— BEGIN PROVIDED RECORDS —
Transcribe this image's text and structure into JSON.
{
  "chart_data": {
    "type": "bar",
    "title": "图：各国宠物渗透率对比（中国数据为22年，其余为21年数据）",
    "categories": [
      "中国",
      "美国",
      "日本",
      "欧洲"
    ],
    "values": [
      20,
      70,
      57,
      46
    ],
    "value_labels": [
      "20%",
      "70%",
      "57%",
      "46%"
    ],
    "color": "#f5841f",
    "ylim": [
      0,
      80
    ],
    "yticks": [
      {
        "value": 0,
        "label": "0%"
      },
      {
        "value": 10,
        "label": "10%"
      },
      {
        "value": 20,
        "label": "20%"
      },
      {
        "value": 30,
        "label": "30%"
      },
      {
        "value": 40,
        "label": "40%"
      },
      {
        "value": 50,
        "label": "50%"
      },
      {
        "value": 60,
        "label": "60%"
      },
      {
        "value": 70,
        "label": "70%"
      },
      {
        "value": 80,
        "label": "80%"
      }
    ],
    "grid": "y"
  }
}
— END PROVIDED RECORDS —
# WORK TO DO
Copy out all of the records shown above exactly.

# SOLVED EXERCISE
Transcribe this image's text and structure into JSON.
{
  "chart_data": {
    "type": "bar",
    "title": "图：各国宠物渗透率对比（中国数据为22年，其余为21年数据）",
    "categories": [
      "中国",
      "美国",
      "日本",
      "欧洲"
    ],
    "values": [
      20,
      70,
      57,
      46
    ],
    "value_labels": [
      "20%",
      "70%",
      "57%",
      "46%"
    ],
    "color": "#f5841f",
    "ylim": [
      0,
      80
    ],
    "yticks": [
      {
        "value": 0,
        "label": "0%"
      },
      {
        "value": 10,
        "label": "10%"
      },
      {
        "value": 20,
        "label": "20%"
      },
      {
        "value": 30,
        "label": "30%"
      },
      {
        "value": 40,
        "label": "40%"
      },
      {
        "value": 50,
        "label": "50%"
      },
      {
        "value": 60,
        "label": "60%"
      },
      {
        "value": 70,
        "label": "70%"
      },
      {
        "value": 80,
        "label": "80%"
      }
    ],
    "grid": "y"
  }
}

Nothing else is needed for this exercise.